▶ [Work instructions]: Read the lines below and count those that have the word "this". Respond with the number only.

══════════════════════════════

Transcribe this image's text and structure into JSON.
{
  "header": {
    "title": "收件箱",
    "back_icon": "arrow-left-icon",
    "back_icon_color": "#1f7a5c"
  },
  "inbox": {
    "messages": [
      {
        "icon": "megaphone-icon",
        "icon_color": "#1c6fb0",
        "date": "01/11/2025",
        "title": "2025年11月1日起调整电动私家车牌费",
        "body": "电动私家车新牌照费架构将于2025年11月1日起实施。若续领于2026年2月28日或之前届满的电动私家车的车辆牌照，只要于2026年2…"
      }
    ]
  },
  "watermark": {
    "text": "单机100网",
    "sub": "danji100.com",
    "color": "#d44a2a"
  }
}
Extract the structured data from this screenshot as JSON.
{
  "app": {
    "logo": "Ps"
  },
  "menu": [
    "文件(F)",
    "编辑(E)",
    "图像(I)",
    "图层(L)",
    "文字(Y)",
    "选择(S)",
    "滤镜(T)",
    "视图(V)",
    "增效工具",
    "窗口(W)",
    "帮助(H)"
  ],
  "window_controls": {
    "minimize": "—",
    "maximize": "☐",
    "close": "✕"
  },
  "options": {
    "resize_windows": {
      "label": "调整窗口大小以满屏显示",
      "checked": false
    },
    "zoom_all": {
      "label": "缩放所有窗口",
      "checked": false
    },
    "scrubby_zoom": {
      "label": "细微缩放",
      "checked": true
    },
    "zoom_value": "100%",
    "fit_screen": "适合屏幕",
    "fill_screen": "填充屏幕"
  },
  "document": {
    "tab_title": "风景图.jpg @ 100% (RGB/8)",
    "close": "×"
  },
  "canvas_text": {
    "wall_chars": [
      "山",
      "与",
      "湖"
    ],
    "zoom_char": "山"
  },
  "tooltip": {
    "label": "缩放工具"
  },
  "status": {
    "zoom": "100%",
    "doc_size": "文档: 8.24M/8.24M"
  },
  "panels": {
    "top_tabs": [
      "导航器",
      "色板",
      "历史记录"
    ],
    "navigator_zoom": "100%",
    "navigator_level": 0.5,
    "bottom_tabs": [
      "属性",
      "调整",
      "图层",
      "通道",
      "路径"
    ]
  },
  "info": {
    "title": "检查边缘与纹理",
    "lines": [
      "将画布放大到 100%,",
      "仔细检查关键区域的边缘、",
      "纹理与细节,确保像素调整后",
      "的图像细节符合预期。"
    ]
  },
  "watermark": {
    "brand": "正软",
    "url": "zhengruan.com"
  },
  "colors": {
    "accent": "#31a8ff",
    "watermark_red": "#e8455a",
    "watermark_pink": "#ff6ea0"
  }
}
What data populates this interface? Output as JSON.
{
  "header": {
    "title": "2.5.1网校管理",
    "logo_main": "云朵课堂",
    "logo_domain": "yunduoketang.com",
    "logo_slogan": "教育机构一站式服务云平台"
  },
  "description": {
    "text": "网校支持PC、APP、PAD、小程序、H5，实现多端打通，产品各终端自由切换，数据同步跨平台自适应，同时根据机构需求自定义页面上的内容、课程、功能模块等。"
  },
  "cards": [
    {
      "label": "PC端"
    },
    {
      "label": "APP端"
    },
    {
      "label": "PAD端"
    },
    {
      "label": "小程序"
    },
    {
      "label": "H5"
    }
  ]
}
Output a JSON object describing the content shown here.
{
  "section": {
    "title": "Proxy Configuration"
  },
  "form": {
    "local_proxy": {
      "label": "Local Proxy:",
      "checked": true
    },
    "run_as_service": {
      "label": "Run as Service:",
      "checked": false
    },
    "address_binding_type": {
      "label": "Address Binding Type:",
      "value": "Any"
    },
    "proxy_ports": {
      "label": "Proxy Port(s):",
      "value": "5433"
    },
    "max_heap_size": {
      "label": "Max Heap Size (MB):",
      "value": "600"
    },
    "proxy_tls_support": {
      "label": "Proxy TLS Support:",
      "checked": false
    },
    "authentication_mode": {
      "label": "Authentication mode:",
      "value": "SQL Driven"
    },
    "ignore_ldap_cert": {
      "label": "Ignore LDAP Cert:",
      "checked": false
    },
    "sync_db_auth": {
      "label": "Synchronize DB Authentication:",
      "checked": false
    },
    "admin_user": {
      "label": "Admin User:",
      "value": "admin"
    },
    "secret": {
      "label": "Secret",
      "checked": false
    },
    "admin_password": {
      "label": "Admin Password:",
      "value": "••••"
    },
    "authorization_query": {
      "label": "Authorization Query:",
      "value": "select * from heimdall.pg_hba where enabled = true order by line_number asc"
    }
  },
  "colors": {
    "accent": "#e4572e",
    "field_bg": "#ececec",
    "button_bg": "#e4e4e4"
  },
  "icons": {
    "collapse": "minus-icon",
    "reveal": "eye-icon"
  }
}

══════════════════════════════

▶ [Result of the task]: 3